> Task requirements:
Print all the records exactly, please.
[BEGIN Material to process]
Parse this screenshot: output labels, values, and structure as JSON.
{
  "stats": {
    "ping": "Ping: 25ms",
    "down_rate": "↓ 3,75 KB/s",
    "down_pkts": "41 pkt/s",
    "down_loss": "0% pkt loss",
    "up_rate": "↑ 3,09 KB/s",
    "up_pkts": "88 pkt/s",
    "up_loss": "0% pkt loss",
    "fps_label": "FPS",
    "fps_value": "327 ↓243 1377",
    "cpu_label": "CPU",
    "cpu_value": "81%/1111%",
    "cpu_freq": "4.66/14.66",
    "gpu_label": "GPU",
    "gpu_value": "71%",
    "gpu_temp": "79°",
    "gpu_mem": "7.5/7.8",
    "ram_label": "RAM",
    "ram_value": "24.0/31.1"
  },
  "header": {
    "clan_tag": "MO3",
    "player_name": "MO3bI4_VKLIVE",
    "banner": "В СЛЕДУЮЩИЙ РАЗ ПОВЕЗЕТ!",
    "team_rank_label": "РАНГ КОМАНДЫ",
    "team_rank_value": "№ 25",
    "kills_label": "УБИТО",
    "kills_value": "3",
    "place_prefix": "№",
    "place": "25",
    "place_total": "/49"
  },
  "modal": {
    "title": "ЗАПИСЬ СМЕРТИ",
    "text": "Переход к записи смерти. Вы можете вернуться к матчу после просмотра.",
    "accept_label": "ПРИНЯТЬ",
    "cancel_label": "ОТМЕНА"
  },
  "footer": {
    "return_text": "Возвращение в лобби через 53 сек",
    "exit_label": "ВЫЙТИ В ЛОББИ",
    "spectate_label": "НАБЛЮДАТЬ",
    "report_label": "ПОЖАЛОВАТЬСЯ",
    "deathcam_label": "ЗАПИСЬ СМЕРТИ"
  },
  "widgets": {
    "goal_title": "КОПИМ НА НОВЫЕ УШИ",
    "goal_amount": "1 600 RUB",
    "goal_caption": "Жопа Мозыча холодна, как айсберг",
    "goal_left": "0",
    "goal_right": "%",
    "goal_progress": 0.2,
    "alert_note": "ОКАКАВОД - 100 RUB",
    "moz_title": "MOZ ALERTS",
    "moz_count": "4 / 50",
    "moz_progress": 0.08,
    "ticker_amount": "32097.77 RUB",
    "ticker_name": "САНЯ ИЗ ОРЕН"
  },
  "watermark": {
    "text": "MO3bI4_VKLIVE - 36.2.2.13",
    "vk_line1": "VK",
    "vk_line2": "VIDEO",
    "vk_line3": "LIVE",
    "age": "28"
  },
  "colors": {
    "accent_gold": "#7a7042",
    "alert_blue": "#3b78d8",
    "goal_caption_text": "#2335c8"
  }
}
[END Material to process]
> Task output:
Parse this screenshot: output labels, values, and structure as JSON.
{
  "stats": {
    "ping": "Ping: 25ms",
    "down_rate": "↓ 3,75 KB/s",
    "down_pkts": "41 pkt/s",
    "down_loss": "0% pkt loss",
    "up_rate": "↑ 3,09 KB/s",
    "up_pkts": "88 pkt/s",
    "up_loss": "0% pkt loss",
    "fps_label": "FPS",
    "fps_value": "327 ↓243 1377",
    "cpu_label": "CPU",
    "cpu_value": "81%/1111%",
    "cpu_freq": "4.66/14.66",
    "gpu_label": "GPU",
    "gpu_value": "71%",
    "gpu_temp": "79°",
    "gpu_mem": "7.5/7.8",
    "ram_label": "RAM",
    "ram_value": "24.0/31.1"
  },
  "header": {
    "clan_tag": "MO3",
    "player_name": "MO3bI4_VKLIVE",
    "banner": "В СЛЕДУЮЩИЙ РАЗ ПОВЕЗЕТ!",
    "team_rank_label": "РАНГ КОМАНДЫ",
    "team_rank_value": "№ 25",
    "kills_label": "УБИТО",
    "kills_value": "3",
    "place_prefix": "№",
    "place": "25",
    "place_total": "/49"
  },
  "modal": {
    "title": "ЗАПИСЬ СМЕРТИ",
    "text": "Переход к записи смерти. Вы можете вернуться к матчу после просмотра.",
    "accept_label": "ПРИНЯТЬ",
    "cancel_label": "ОТМЕНА"
  },
  "footer": {
    "return_text": "Возвращение в лобби через 53 сек",
    "exit_label": "ВЫЙТИ В ЛОББИ",
    "spectate_label": "НАБЛЮДАТЬ",
    "report_label": "ПОЖАЛОВАТЬСЯ",
    "deathcam_label": "ЗАПИСЬ СМЕРТИ"
  },
  "widgets": {
    "goal_title": "КОПИМ НА НОВЫЕ УШИ",
    "goal_amount": "1 600 RUB",
    "goal_caption": "Жопа Мозыча холодна, как айсберг",
    "goal_left": "0",
    "goal_right": "%",
    "goal_progress": 0.2,
    "alert_note": "ОКАКАВОД - 100 RUB",
    "moz_title": "MOZ ALERTS",
    "moz_count": "4 / 50",
    "moz_progress": 0.08,
    "ticker_amount": "32097.77 RUB",
    "ticker_name": "САНЯ ИЗ ОРЕН"
  },
  "watermark": {
    "text": "MO3bI4_VKLIVE - 36.2.2.13",
    "vk_line1": "VK",
    "vk_line2": "VIDEO",
    "vk_line3": "LIVE",
    "age": "28"
  },
  "colors": {
    "accent_gold": "#7a7042",
    "alert_blue": "#3b78d8",
    "goal_caption_text": "#2335c8"
  }
}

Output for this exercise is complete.